───── INFORMATION SUPPLIED ─────
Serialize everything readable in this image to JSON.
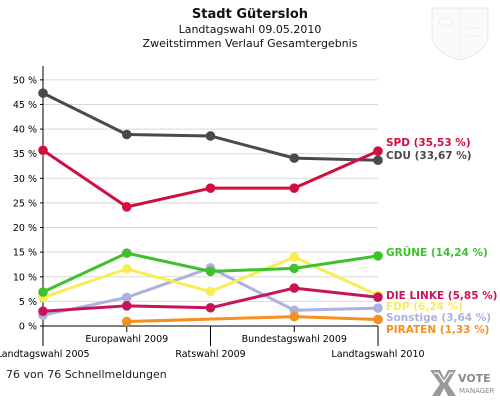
{
  "chart_data": {
    "type": "line",
    "title": "Stadt Gütersloh",
    "subtitle": "Landtagswahl 09.05.2010",
    "subtitle2": "Zweitstimmen Verlauf Gesamtergebnis",
    "categories": [
      "Landtagswahl 2005",
      "Europawahl 2009",
      "Ratswahl 2009",
      "Bundestagswahl 2009",
      "Landtagswahl 2010"
    ],
    "ylim": [
      0,
      52
    ],
    "yticks": [
      "0 %",
      "5 %",
      "10 %",
      "15 %",
      "20 %",
      "25 %",
      "30 %",
      "35 %",
      "40 %",
      "45 %",
      "50 %"
    ],
    "series": [
      {
        "name": "SPD",
        "label": "SPD (35,53 %)",
        "color": "#d10f3f",
        "values": [
          35.7,
          24.2,
          28.0,
          28.0,
          35.53
        ]
      },
      {
        "name": "CDU",
        "label": "CDU (33,67 %)",
        "color": "#4a4a4a",
        "values": [
          47.3,
          38.9,
          38.6,
          34.1,
          33.67
        ]
      },
      {
        "name": "GRÜNE",
        "label": "GRÜNE (14,24 %)",
        "color": "#3ec12b",
        "values": [
          6.9,
          14.8,
          11.1,
          11.7,
          14.24
        ]
      },
      {
        "name": "DIE LINKE",
        "label": "DIE LINKE (5,85 %)",
        "color": "#c8155a",
        "values": [
          3.0,
          4.1,
          3.7,
          7.7,
          5.85
        ]
      },
      {
        "name": "FDP",
        "label": "FDP (6,24 %)",
        "color": "#f7ee55",
        "values": [
          5.8,
          11.6,
          7.0,
          14.0,
          6.24
        ]
      },
      {
        "name": "Sonstige",
        "label": "Sonstige (3,64 %)",
        "color": "#aab2dd",
        "values": [
          2.2,
          5.8,
          11.8,
          3.2,
          3.64
        ]
      },
      {
        "name": "PIRATEN",
        "label": "PIRATEN (1,33 %)",
        "color": "#f5901e",
        "values": [
          null,
          0.9,
          null,
          1.9,
          1.33
        ]
      }
    ]
  },
  "footer": "76 von 76 Schnellmeldungen",
  "brand": {
    "top": "VOTE",
    "bottom": "MANAGER"
  }
}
─────
» **EXERCISE DESCRIPTION**: Go through the material line by line. Show each line that contains the string "label".

» **EXPECTED ANSWER**:
        "label": "SPD (35,53 %)",
        "label": "CDU (33,67 %)",
        "label": "GRÜNE (14,24 %)",
        "label": "DIE LINKE (5,85 %)",
        "label": "FDP (6,24 %)",
        "label": "Sonstige (3,64 %)",
        "label": "PIRATEN (1,33 %)",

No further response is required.